_Exercise brief_
The output must be exactly the lines from the "Convert this document image to plain text." line through the end of the listing below, with no picture included.

_Data to process_

◇ ◇ ◇ ◇

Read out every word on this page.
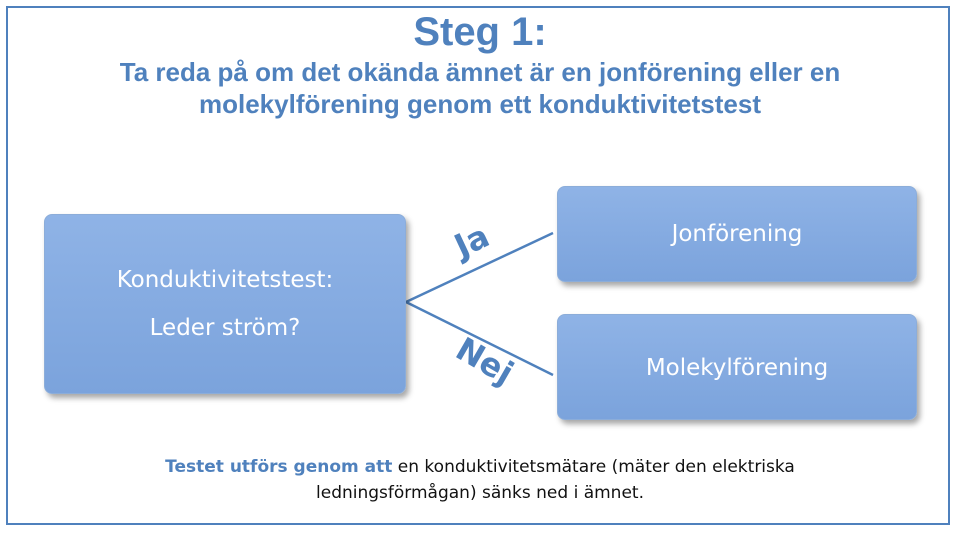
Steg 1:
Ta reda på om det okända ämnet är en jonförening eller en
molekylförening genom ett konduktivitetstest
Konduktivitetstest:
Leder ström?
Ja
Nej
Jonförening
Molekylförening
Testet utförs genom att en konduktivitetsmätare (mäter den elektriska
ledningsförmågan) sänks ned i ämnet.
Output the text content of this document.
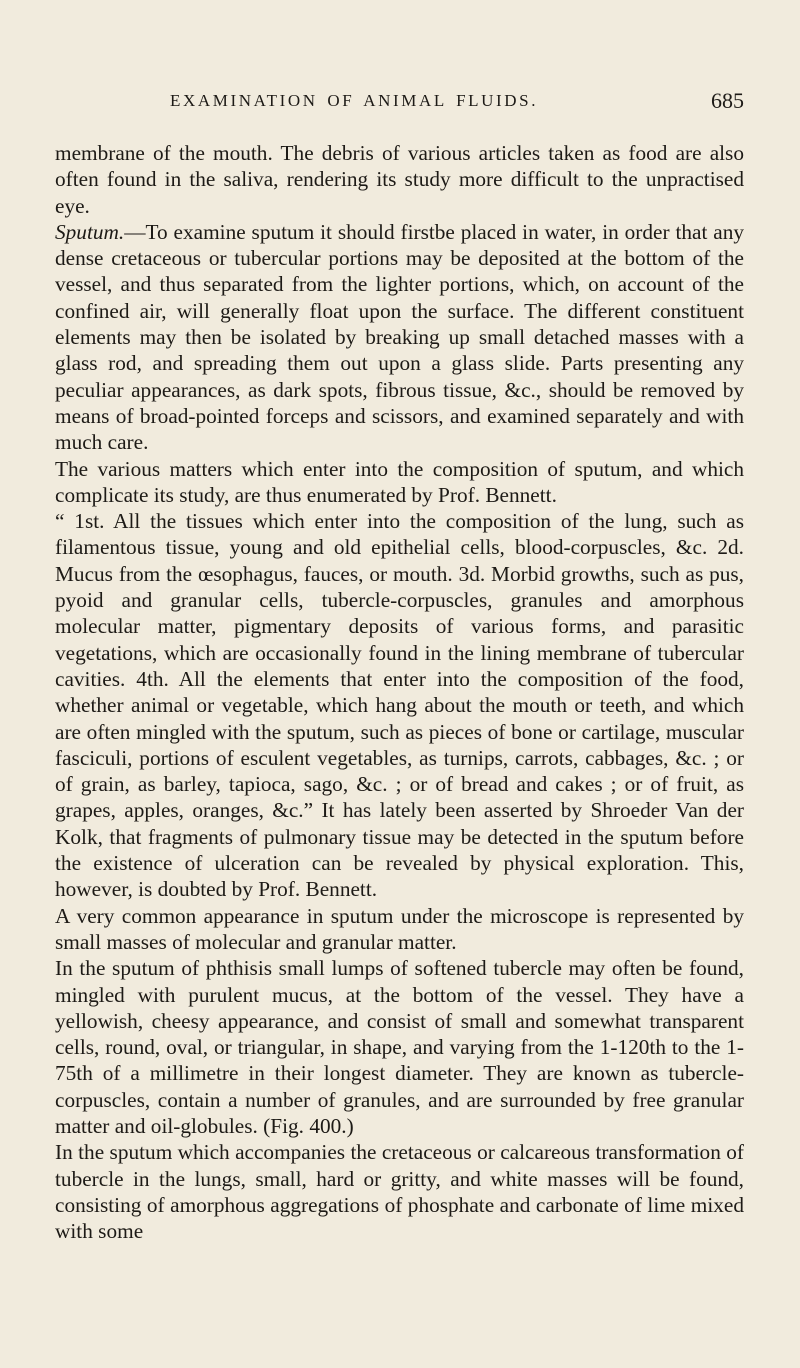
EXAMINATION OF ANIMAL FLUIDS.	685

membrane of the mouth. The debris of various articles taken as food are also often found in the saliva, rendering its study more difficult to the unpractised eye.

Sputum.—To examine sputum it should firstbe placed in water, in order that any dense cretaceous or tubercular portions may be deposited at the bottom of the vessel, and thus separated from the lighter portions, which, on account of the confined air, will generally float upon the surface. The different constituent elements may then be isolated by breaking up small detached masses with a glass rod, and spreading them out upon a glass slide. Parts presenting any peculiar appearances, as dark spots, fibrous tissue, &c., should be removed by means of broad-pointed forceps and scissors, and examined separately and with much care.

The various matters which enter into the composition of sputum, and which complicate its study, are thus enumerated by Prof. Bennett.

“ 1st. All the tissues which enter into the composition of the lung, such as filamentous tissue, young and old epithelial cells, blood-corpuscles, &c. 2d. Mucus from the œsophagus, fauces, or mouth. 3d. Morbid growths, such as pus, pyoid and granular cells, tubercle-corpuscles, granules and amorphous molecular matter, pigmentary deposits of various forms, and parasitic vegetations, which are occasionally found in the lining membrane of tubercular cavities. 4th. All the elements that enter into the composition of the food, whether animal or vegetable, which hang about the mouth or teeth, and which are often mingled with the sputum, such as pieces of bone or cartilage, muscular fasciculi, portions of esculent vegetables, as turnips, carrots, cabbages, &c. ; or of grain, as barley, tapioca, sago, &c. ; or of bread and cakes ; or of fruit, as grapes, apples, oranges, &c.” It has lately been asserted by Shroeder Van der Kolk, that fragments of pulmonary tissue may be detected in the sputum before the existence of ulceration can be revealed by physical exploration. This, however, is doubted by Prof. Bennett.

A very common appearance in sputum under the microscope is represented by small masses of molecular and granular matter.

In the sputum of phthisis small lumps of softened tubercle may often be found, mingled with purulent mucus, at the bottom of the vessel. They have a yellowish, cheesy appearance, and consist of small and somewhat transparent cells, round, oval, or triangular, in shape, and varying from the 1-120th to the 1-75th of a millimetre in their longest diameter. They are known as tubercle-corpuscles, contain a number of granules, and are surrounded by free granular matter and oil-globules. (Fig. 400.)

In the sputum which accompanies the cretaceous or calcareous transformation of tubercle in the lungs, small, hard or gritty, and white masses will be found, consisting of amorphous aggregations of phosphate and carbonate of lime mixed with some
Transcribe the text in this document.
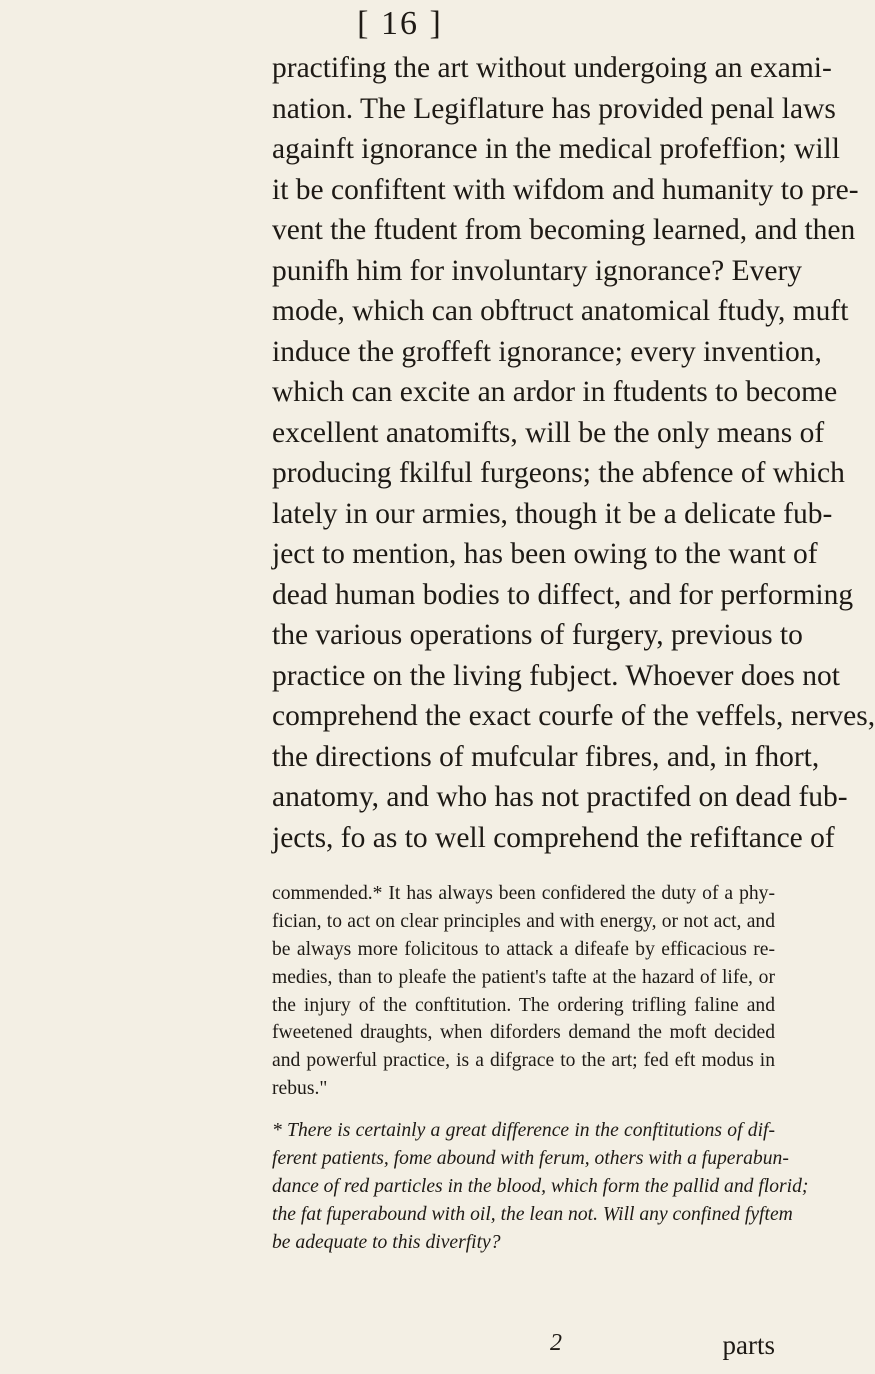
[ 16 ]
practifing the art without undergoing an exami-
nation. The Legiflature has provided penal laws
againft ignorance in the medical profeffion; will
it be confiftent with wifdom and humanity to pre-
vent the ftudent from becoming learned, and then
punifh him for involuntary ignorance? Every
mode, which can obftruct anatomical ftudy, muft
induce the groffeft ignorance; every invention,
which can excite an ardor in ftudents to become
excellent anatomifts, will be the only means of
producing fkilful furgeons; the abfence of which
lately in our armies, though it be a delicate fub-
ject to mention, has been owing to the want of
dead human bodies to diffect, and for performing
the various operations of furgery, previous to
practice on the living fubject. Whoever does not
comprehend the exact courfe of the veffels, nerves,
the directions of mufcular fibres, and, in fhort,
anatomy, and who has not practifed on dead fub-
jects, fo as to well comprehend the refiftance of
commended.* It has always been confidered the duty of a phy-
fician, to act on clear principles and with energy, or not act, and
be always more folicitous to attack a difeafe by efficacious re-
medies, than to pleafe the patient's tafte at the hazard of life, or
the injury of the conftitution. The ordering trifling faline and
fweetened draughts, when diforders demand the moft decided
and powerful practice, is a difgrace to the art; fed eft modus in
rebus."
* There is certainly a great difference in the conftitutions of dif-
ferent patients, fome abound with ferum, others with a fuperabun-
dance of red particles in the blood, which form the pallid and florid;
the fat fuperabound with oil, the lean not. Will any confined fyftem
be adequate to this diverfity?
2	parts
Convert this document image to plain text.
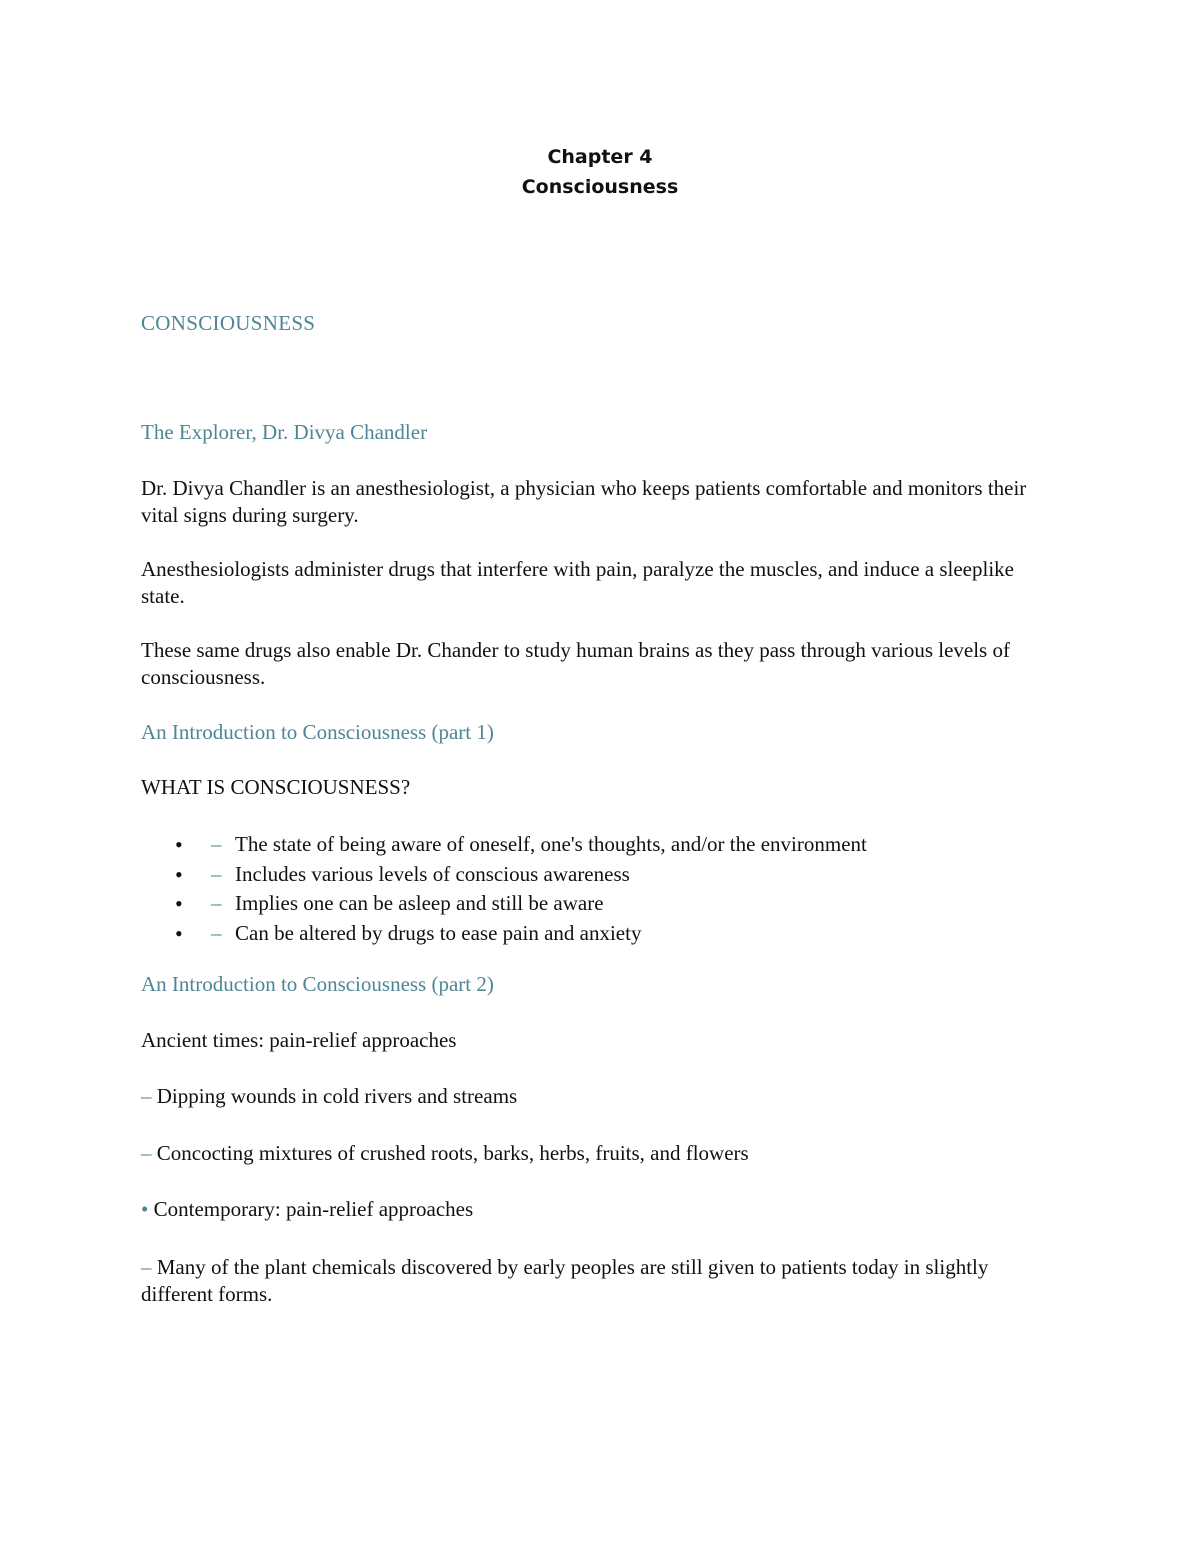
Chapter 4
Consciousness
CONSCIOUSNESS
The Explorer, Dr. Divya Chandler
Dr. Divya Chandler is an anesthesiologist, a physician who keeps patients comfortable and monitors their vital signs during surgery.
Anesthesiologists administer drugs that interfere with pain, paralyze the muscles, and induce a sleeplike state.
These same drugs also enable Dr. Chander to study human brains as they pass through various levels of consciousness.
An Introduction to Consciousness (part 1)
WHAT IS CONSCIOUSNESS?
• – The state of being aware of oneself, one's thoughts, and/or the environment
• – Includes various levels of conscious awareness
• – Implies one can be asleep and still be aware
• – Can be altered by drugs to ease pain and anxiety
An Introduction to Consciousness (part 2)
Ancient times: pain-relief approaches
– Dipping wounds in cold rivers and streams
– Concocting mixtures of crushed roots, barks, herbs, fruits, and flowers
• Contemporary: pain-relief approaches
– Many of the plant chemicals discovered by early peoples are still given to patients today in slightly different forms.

◇ ◇ ◇ ◇

_Your response_
Convert this document image to plain text.
Chapter 4
Consciousness
CONSCIOUSNESS
The Explorer, Dr. Divya Chandler
Dr. Divya Chandler is an anesthesiologist, a physician who keeps patients comfortable and monitors their vital signs during surgery.
Anesthesiologists administer drugs that interfere with pain, paralyze the muscles, and induce a sleeplike state.
These same drugs also enable Dr. Chander to study human brains as they pass through various levels of consciousness.
An Introduction to Consciousness (part 1)
WHAT IS CONSCIOUSNESS?
• – The state of being aware of oneself, one's thoughts, and/or the environment
• – Includes various levels of conscious awareness
• – Implies one can be asleep and still be aware
• – Can be altered by drugs to ease pain and anxiety
An Introduction to Consciousness (part 2)
Ancient times: pain-relief approaches
– Dipping wounds in cold rivers and streams
– Concocting mixtures of crushed roots, barks, herbs, fruits, and flowers
• Contemporary: pain-relief approaches
– Many of the plant chemicals discovered by early peoples are still given to patients today in slightly different forms.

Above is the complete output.